• _Texte source_

Claire Leveneur est Maître de conférences en droit privé, Université Paris-Est Créteil, LDP. Son intervention est basée sur les recherches menées dans le cadre de sa thèse : Les smart contracts, Etude de droit des contrats à l’aune de la blockchain, Dalloz, Nouvelle bibliothèque de thèses, vol. 236, 2024.
Depuis une dizaine d’années, il est possible de faire fonctionner sur certaines blockchains des smart contracts, c’est-à-dire des programmes informatiques qui s’exécutent automatiquement dès que les conditions prédéterminées sont indiquées comme remplies. Ces smart contracts, que l’on peut traduire en français, non pas par l’expression « contrats intelligents », qui serait trompeuse quant à la réalité et à la portée de l’instrument, mais par la périphrase « programmes informatiques auto-exécutants », sont présents sur de très nombreuses blockchains et permettent d’exécuter une diversité d’opérations sur celles-ci .
Pour mémoire, Nick Szabo(1) explique que, à la manière d’un distributeur automatique, le smart contract permet de garantir l’exécution sans faille d’une transaction à compter de son acceptation, selon des conditions prédéfinies. Le smart contract est donc un programme informatique rédigé suivant une logique conditionnelle : si…tel évènement se produit, alors… telle action sera exécutée. Le programme exécute les actions les unes après les autres, en suivant exclusivement les instructions données.
Si l’exécution automatique d’actions programmées peut certes représenter un grand avantage pour celui qui en bénéficie, puisque l’aléa humain s’en trouve écarté, elle recèle toutefois des écueils parfois troublants du point de vue du respect des droits des parties. Le programme informatique n’est en effet dirigé que par le code informatique, et ne répond pas spécifiquement au droit : il obéira aux instructions données, infailliblement, sans prendre en compte une règle de droit interdisant une telle action, ou toute autre donnée extérieure. Des utilisateurs de smart contracts sur une blockchain pourraient alors se retrouver dans des situations d’exécution illicite ou indue.

• _Exercice court 1_
Répondez à ces questions sur le texte consacré aux smart contracts :
(a) Dans quelle université Claire Leveneur est-elle maître de conférences ?
(b) Quelle périphrase le texte propose-t-il pour traduire « smart contracts » en français ?
(c) À quel appareil Nick Szabo compare-t-il le smart contract ?

Listes de régions annotées
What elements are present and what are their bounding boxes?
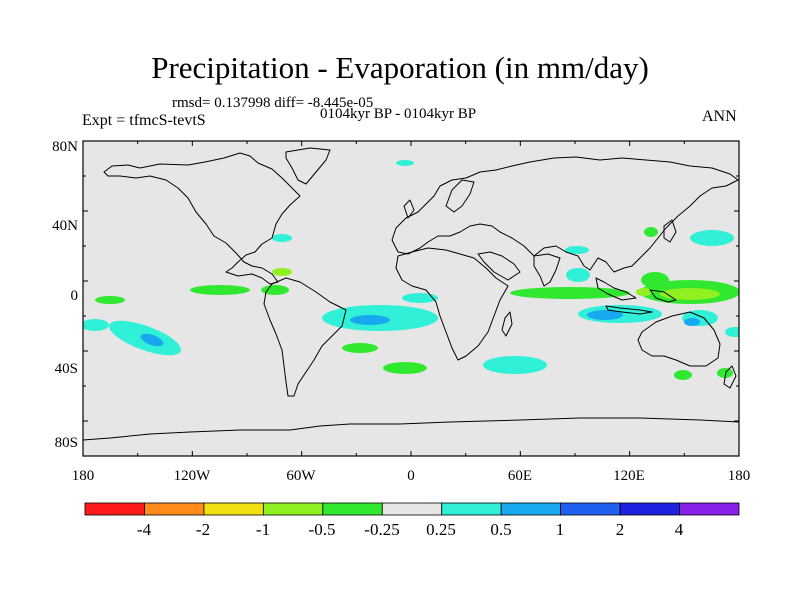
colorbar-label: -0.5 [308, 520, 336, 539]
anomaly-blue-patch [350, 315, 390, 325]
anomaly-green-patch [383, 362, 427, 374]
colorbar-label: 2 [615, 520, 625, 539]
anomaly-cyan-patch [565, 246, 589, 254]
lon-tick-label: 120W [173, 468, 211, 484]
lat-tick-label: 0 [70, 288, 79, 304]
colorbar-swatch [322, 502, 383, 516]
colorbar-swatch [144, 502, 205, 516]
coast-new-guinea [649, 289, 677, 303]
anomaly-green-patch [674, 370, 692, 380]
colorbar-swatch [381, 502, 443, 516]
lon-tick-label: 180 [71, 468, 95, 484]
coast-india [533, 253, 561, 287]
coast-java [605, 305, 653, 315]
colorbar-label: -0.25 [364, 520, 400, 539]
coast-eurasia [391, 156, 739, 273]
anomaly-cyan-patch [483, 356, 547, 374]
period-text: 0104kyr BP - 0104kyr BP [320, 106, 477, 122]
lat-tick-label: 40N [52, 218, 78, 234]
colorbar-swatch [441, 502, 502, 516]
anomaly-cyan-patch [402, 293, 438, 303]
coast-africa [395, 247, 509, 361]
anomaly-cyan-patch [725, 327, 739, 337]
lon-tick-label: 180 [727, 468, 751, 484]
colorbar-swatch [619, 502, 680, 516]
lat-tick-label: 80N [52, 139, 78, 155]
colorbar-label: 4 [674, 520, 684, 539]
anomaly-lightgreen-patch [272, 268, 292, 276]
coast-south-america [263, 277, 347, 397]
colorbar-label: 0.5 [490, 520, 512, 539]
season-label: ANN [702, 108, 737, 125]
anomaly-blue-patch [684, 318, 700, 326]
coast-madagascar [501, 311, 513, 337]
colorbar-label: 1 [555, 520, 565, 539]
anomaly-green-patch [95, 296, 125, 304]
axis-ticks [82, 140, 740, 457]
lon-tick-label: 120E [613, 468, 645, 484]
coast-arabia [477, 251, 521, 281]
anomaly-green-patch [641, 272, 669, 288]
anomaly-green-patch [717, 368, 733, 378]
stats-text: rmsd= 0.137998 diff= -8.445e-05 [172, 95, 374, 111]
lon-tick-label: 0 [407, 468, 415, 484]
colorbar-swatch [203, 502, 264, 516]
anomaly-green-patch [510, 287, 630, 299]
coast-indonesia [595, 277, 637, 301]
lon-tick-label: 60W [286, 468, 316, 484]
anomaly-blue-patch [587, 310, 623, 320]
colorbar [84, 502, 740, 516]
colorbar-swatch [560, 502, 621, 516]
coast-new-zealand [723, 365, 737, 389]
anomaly-cyan-patch [690, 230, 734, 246]
colorbar-label: -2 [195, 520, 211, 539]
anomaly-green-patch [190, 285, 250, 295]
coast-uk [403, 199, 415, 219]
anomaly-green-patch [644, 227, 658, 237]
lat-tick-label: 80S [54, 435, 78, 451]
colorbar-label: 0.25 [426, 520, 456, 539]
lon-tick-label: 60E [507, 468, 533, 484]
coastlines [83, 147, 739, 441]
coast-japan [663, 219, 677, 243]
anomaly-lightgreen-patch [636, 288, 652, 296]
colorbar-label: -1 [255, 520, 271, 539]
colorbar-swatch [262, 502, 324, 516]
colorbar-label: -4 [136, 520, 152, 539]
anomaly-fields [83, 160, 739, 380]
coast-north-america [103, 152, 301, 285]
anomaly-green-patch [342, 343, 378, 353]
colorbar-swatch [679, 502, 740, 516]
colorbar-swatch [84, 502, 145, 516]
colorbar-swatch [500, 502, 562, 516]
experiment-label: Expt = tfmcS-tevtS [82, 112, 206, 129]
anomaly-lightgreen-patch [660, 288, 720, 300]
coast-scandinavia [445, 179, 475, 213]
anomaly-green-patch [261, 285, 289, 295]
anomaly-cyan-patch [272, 234, 292, 242]
coast-australia [637, 311, 721, 367]
anomaly-cyan-patch [83, 319, 109, 331]
plot-title: Precipitation - Evaporation (in mm/day) [151, 50, 649, 85]
coast-greenland [285, 147, 331, 185]
coast-antarctica [83, 417, 739, 441]
anomaly-cyan-patch [396, 160, 414, 166]
lat-tick-label: 40S [54, 361, 78, 377]
anomaly-cyan-patch [566, 268, 590, 282]
anomaly-blue-patch [140, 333, 164, 347]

• _Exercice court 2_
Restituez en tableau Markdown, dans les enregistrements, tout ce qui va de la ligne contenant « colorbar-label: -0.5 [308, 520, 336, 539] » jusqu'à celle contenant « coast-india [533, 253, 561, 287] », ces deux lignes incluses. Mettez le numéro de rang dans une colonne n et la ligne dans une colonne Ligne, sans les lignes vides.

• _Bonne réponse 1_
(a) À l'Université Paris-Est Créteil.
(b) « programmes informatiques auto-exécutants ».
(c) À un distributeur automatique.

• _Bonne réponse 2_
| n | Ligne |
|---|---|
| 1 | colorbar-label: -0.5 [308, 520, 336, 539] |
| 2 | anomaly-blue-patch [350, 315, 390, 325] |
| 3 | anomaly-green-patch [383, 362, 427, 374] |
| 4 | colorbar-label: 2 [615, 520, 625, 539] |
| 5 | anomaly-cyan-patch [565, 246, 589, 254] |
| 6 | lon-tick-label: 120W [173, 468, 211, 484] |
| 7 | lat-tick-label: 0 [70, 288, 79, 304] |
| 8 | colorbar-swatch [322, 502, 383, 516] |
| 9 | colorbar-swatch [144, 502, 205, 516] |
| 10 | coast-new-guinea [649, 289, 677, 303] |
| 11 | anomaly-green-patch [674, 370, 692, 380] |
| 12 | colorbar-swatch [381, 502, 443, 516] |
| 13 | lon-tick-label: 180 [71, 468, 95, 484] |
| 14 | coast-india [533, 253, 561, 287] |